## STATED EXERCISE
Every record must appear in your copy exactly as written, with no pictures.

Begin

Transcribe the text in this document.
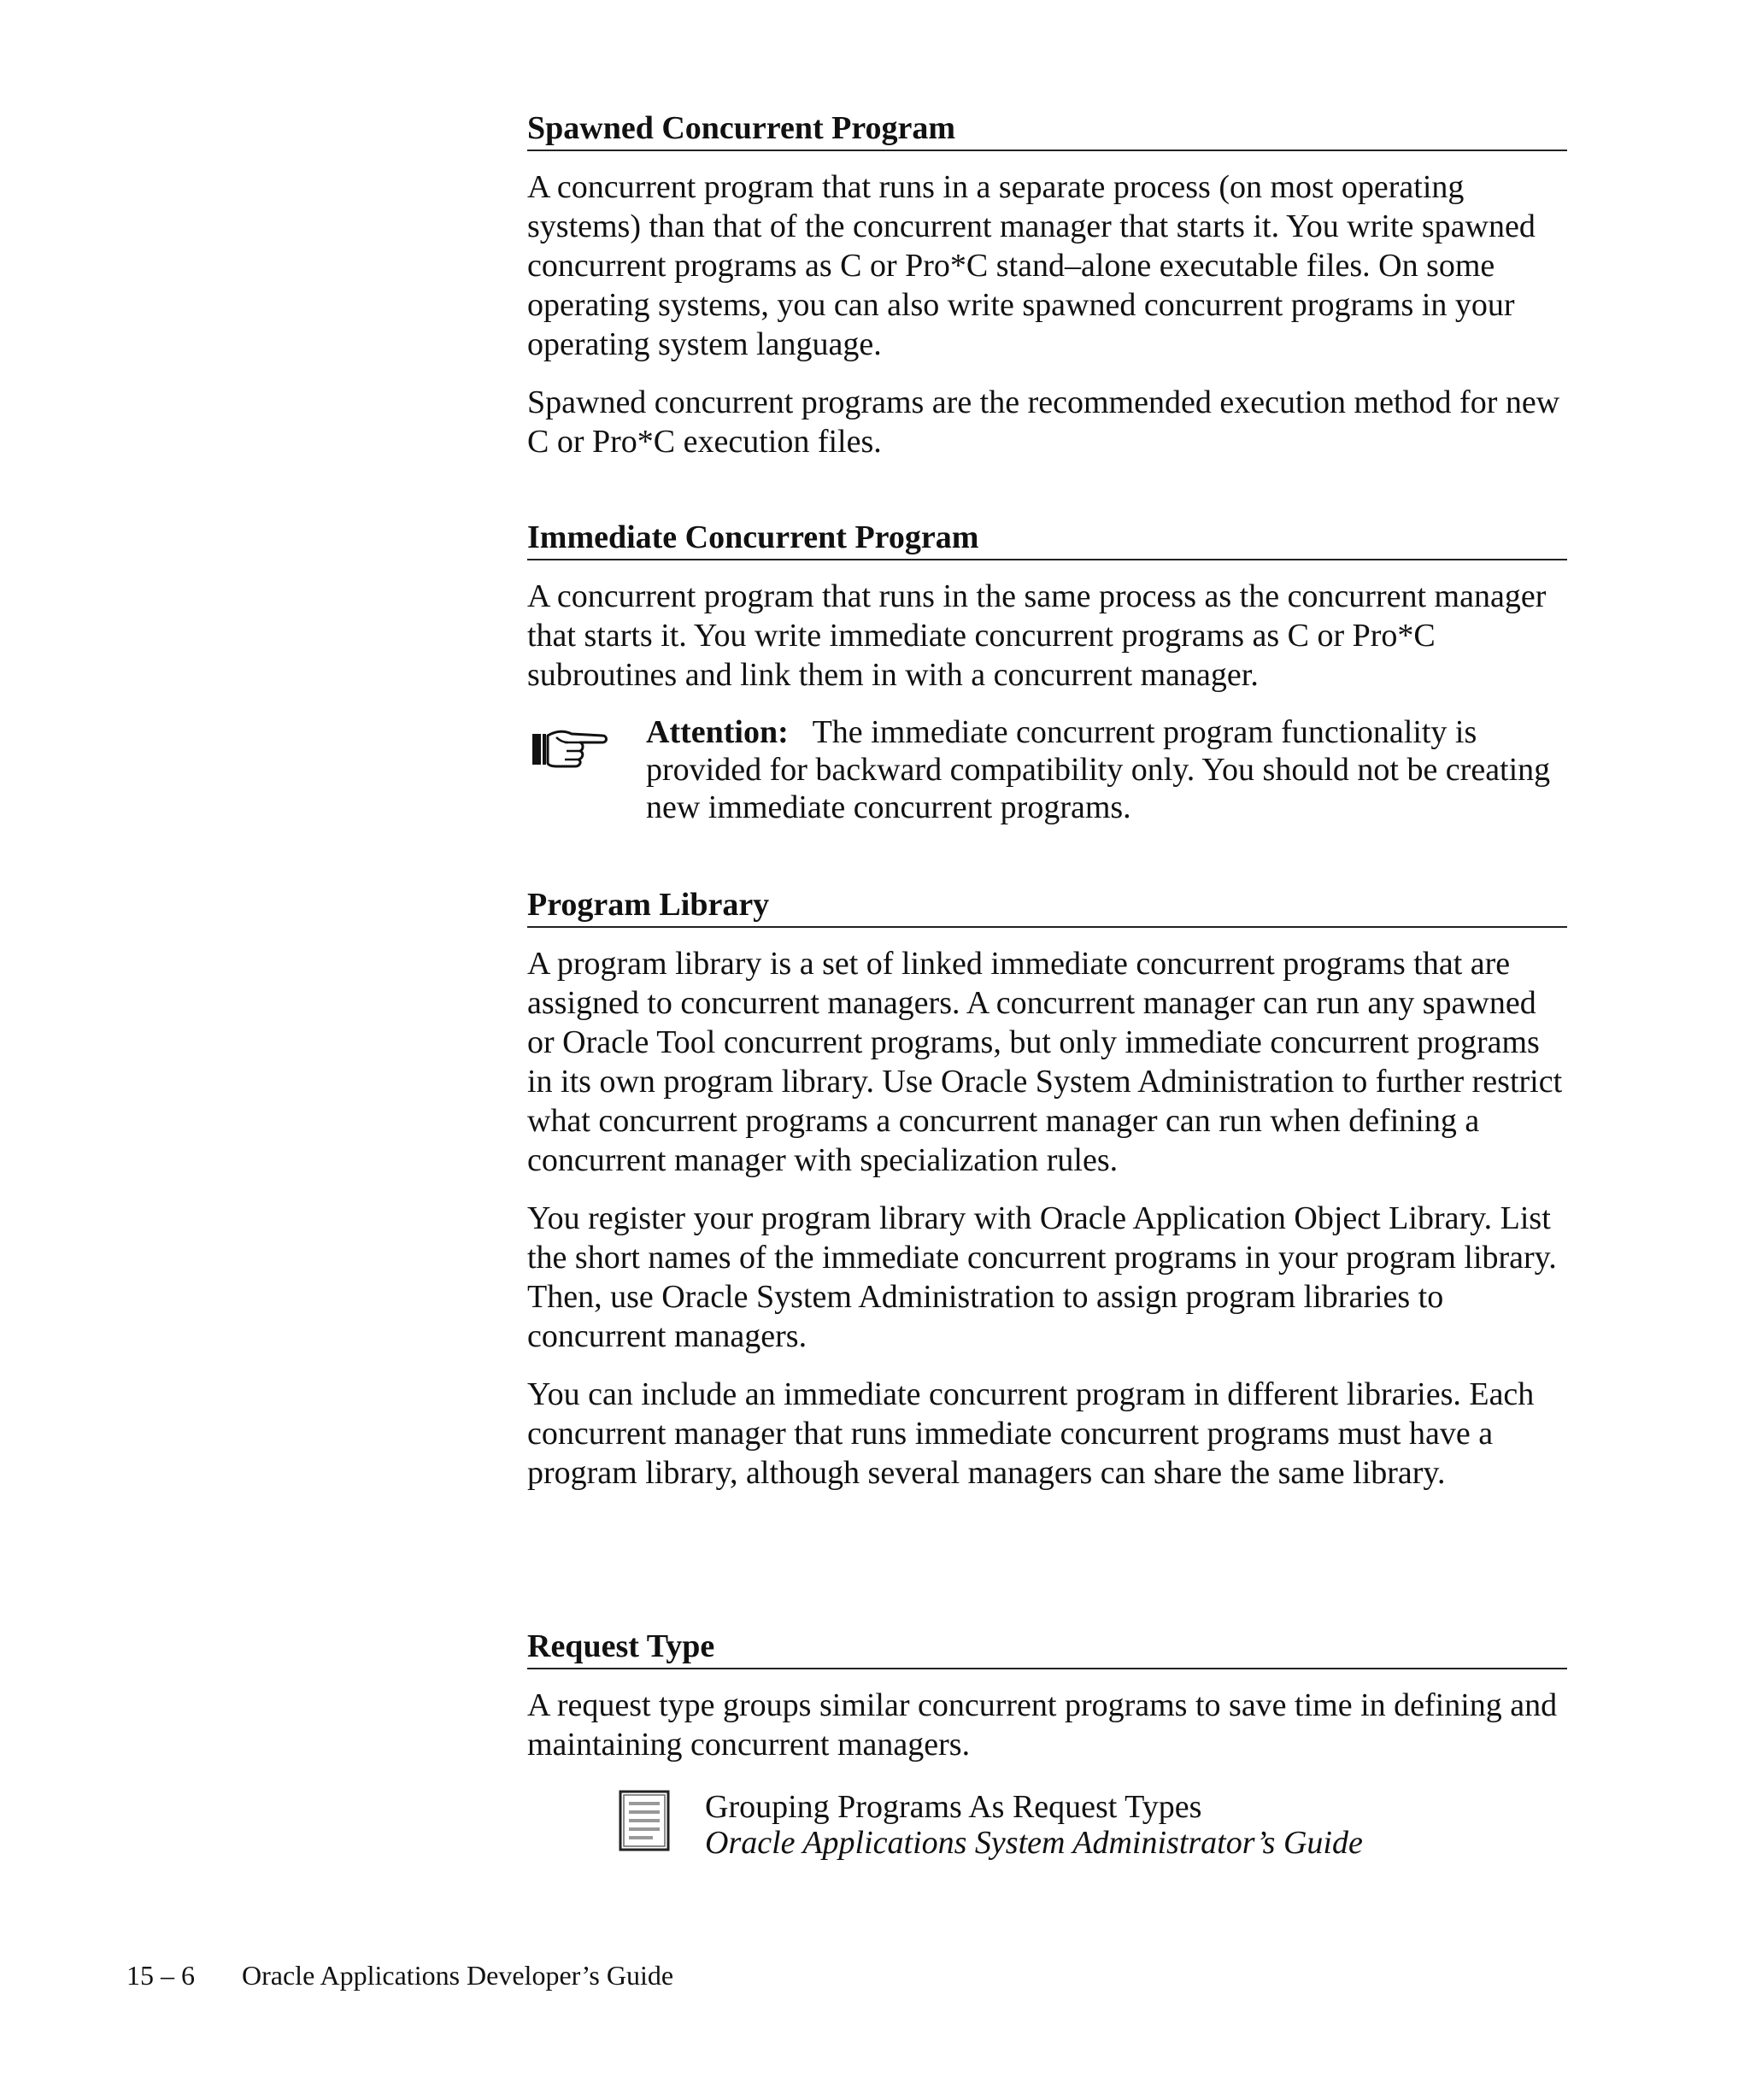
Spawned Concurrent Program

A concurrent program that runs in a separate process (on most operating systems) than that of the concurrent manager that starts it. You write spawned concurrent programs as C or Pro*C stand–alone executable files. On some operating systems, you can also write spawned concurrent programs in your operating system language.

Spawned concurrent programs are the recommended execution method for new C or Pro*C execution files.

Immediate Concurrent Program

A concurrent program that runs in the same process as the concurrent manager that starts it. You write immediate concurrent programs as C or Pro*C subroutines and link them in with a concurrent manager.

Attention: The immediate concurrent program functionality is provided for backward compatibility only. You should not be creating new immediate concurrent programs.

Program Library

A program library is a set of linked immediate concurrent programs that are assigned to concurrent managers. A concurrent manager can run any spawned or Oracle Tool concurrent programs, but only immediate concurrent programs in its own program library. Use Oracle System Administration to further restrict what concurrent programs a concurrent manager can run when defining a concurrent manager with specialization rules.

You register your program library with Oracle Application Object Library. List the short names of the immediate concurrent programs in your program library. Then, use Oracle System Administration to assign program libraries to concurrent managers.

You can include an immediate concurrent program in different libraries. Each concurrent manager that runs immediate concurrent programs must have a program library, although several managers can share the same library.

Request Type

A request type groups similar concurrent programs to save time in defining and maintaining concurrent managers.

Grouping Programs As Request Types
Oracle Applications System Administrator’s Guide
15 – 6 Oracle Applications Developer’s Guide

End

## EXPECTED ANSWER
Transcribe the text in this document.
Spawned Concurrent Program

A concurrent program that runs in a separate process (on most operating systems) than that of the concurrent manager that starts it. You write spawned concurrent programs as C or Pro*C stand–alone executable files. On some operating systems, you can also write spawned concurrent programs in your operating system language.

Spawned concurrent programs are the recommended execution method for new C or Pro*C execution files.

Immediate Concurrent Program

A concurrent program that runs in the same process as the concurrent manager that starts it. You write immediate concurrent programs as C or Pro*C subroutines and link them in with a concurrent manager.

Attention: The immediate concurrent program functionality is provided for backward compatibility only. You should not be creating new immediate concurrent programs.

Program Library

A program library is a set of linked immediate concurrent programs that are assigned to concurrent managers. A concurrent manager can run any spawned or Oracle Tool concurrent programs, but only immediate concurrent programs in its own program library. Use Oracle System Administration to further restrict what concurrent programs a concurrent manager can run when defining a concurrent manager with specialization rules.

You register your program library with Oracle Application Object Library. List the short names of the immediate concurrent programs in your program library. Then, use Oracle System Administration to assign program libraries to concurrent managers.

You can include an immediate concurrent program in different libraries. Each concurrent manager that runs immediate concurrent programs must have a program library, although several managers can share the same library.

Request Type

A request type groups similar concurrent programs to save time in defining and maintaining concurrent managers.

Grouping Programs As Request Types
Oracle Applications System Administrator’s Guide
15 – 6 Oracle Applications Developer’s Guide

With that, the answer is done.